§ What to do
From the listing below, extract each entry exactly as written, minus the images.

§ Given records

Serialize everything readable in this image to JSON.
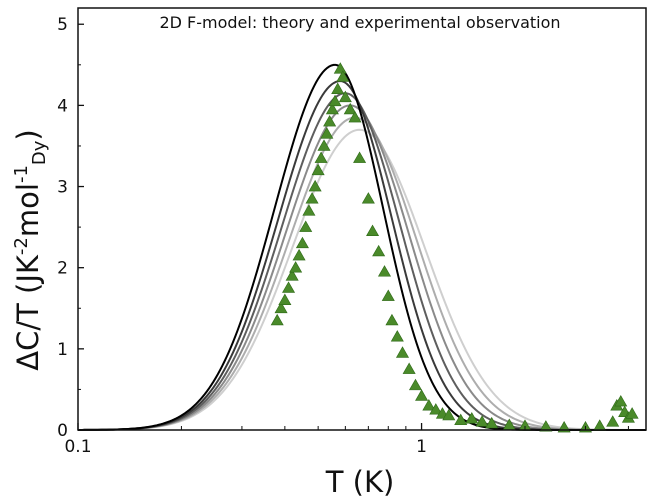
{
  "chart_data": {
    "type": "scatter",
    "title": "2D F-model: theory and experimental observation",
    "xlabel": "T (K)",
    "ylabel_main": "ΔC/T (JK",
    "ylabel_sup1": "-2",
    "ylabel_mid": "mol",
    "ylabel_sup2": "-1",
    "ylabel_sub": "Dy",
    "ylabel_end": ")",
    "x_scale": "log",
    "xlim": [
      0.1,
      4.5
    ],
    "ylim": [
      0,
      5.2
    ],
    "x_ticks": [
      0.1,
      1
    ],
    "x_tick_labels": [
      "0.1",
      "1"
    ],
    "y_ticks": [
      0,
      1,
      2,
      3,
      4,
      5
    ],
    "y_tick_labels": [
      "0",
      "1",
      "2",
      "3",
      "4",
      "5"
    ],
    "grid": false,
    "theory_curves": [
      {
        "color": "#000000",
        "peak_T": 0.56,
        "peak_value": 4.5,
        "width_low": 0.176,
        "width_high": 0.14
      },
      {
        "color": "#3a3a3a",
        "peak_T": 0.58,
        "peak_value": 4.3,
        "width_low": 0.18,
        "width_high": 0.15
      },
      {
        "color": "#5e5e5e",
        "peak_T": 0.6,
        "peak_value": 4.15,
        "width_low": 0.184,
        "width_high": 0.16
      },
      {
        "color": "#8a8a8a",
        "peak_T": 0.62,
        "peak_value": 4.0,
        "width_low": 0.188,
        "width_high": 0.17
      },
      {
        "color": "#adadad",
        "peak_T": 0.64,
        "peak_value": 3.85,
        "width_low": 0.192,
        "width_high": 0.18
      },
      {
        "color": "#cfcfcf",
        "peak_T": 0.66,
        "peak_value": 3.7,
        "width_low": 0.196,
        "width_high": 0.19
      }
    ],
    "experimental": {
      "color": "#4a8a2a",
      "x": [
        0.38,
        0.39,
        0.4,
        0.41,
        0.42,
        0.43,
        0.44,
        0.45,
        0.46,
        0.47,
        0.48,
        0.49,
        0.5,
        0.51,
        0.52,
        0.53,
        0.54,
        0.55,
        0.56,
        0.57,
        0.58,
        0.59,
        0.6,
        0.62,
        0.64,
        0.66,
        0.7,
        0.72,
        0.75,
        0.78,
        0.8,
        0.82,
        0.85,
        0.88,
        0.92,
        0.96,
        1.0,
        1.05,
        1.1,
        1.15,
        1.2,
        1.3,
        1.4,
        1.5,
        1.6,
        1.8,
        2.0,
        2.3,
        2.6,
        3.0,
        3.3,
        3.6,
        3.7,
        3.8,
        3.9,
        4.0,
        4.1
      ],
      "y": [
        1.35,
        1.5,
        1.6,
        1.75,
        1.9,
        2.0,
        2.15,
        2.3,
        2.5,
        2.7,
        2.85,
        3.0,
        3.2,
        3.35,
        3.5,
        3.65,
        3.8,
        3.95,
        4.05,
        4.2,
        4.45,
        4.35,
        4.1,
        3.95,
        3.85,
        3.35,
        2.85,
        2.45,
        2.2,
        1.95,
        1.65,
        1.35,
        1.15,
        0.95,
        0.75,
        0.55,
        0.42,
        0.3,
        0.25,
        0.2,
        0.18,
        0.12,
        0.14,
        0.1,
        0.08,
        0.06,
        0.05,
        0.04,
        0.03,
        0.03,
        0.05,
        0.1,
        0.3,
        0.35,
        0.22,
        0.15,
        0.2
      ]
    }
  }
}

§ Written solution
Serialize everything readable in this image to JSON.
{
  "chart_data": {
    "type": "scatter",
    "title": "2D F-model: theory and experimental observation",
    "xlabel": "T (K)",
    "ylabel_main": "ΔC/T (JK",
    "ylabel_sup1": "-2",
    "ylabel_mid": "mol",
    "ylabel_sup2": "-1",
    "ylabel_sub": "Dy",
    "ylabel_end": ")",
    "x_scale": "log",
    "xlim": [
      0.1,
      4.5
    ],
    "ylim": [
      0,
      5.2
    ],
    "x_ticks": [
      0.1,
      1
    ],
    "x_tick_labels": [
      "0.1",
      "1"
    ],
    "y_ticks": [
      0,
      1,
      2,
      3,
      4,
      5
    ],
    "y_tick_labels": [
      "0",
      "1",
      "2",
      "3",
      "4",
      "5"
    ],
    "grid": false,
    "theory_curves": [
      {
        "color": "#000000",
        "peak_T": 0.56,
        "peak_value": 4.5,
        "width_low": 0.176,
        "width_high": 0.14
      },
      {
        "color": "#3a3a3a",
        "peak_T": 0.58,
        "peak_value": 4.3,
        "width_low": 0.18,
        "width_high": 0.15
      },
      {
        "color": "#5e5e5e",
        "peak_T": 0.6,
        "peak_value": 4.15,
        "width_low": 0.184,
        "width_high": 0.16
      },
      {
        "color": "#8a8a8a",
        "peak_T": 0.62,
        "peak_value": 4.0,
        "width_low": 0.188,
        "width_high": 0.17
      },
      {
        "color": "#adadad",
        "peak_T": 0.64,
        "peak_value": 3.85,
        "width_low": 0.192,
        "width_high": 0.18
      },
      {
        "color": "#cfcfcf",
        "peak_T": 0.66,
        "peak_value": 3.7,
        "width_low": 0.196,
        "width_high": 0.19
      }
    ],
    "experimental": {
      "color": "#4a8a2a",
      "x": [
        0.38,
        0.39,
        0.4,
        0.41,
        0.42,
        0.43,
        0.44,
        0.45,
        0.46,
        0.47,
        0.48,
        0.49,
        0.5,
        0.51,
        0.52,
        0.53,
        0.54,
        0.55,
        0.56,
        0.57,
        0.58,
        0.59,
        0.6,
        0.62,
        0.64,
        0.66,
        0.7,
        0.72,
        0.75,
        0.78,
        0.8,
        0.82,
        0.85,
        0.88,
        0.92,
        0.96,
        1.0,
        1.05,
        1.1,
        1.15,
        1.2,
        1.3,
        1.4,
        1.5,
        1.6,
        1.8,
        2.0,
        2.3,
        2.6,
        3.0,
        3.3,
        3.6,
        3.7,
        3.8,
        3.9,
        4.0,
        4.1
      ],
      "y": [
        1.35,
        1.5,
        1.6,
        1.75,
        1.9,
        2.0,
        2.15,
        2.3,
        2.5,
        2.7,
        2.85,
        3.0,
        3.2,
        3.35,
        3.5,
        3.65,
        3.8,
        3.95,
        4.05,
        4.2,
        4.45,
        4.35,
        4.1,
        3.95,
        3.85,
        3.35,
        2.85,
        2.45,
        2.2,
        1.95,
        1.65,
        1.35,
        1.15,
        0.95,
        0.75,
        0.55,
        0.42,
        0.3,
        0.25,
        0.2,
        0.18,
        0.12,
        0.14,
        0.1,
        0.08,
        0.06,
        0.05,
        0.04,
        0.03,
        0.03,
        0.05,
        0.1,
        0.3,
        0.35,
        0.22,
        0.15,
        0.2
      ]
    }
  }
}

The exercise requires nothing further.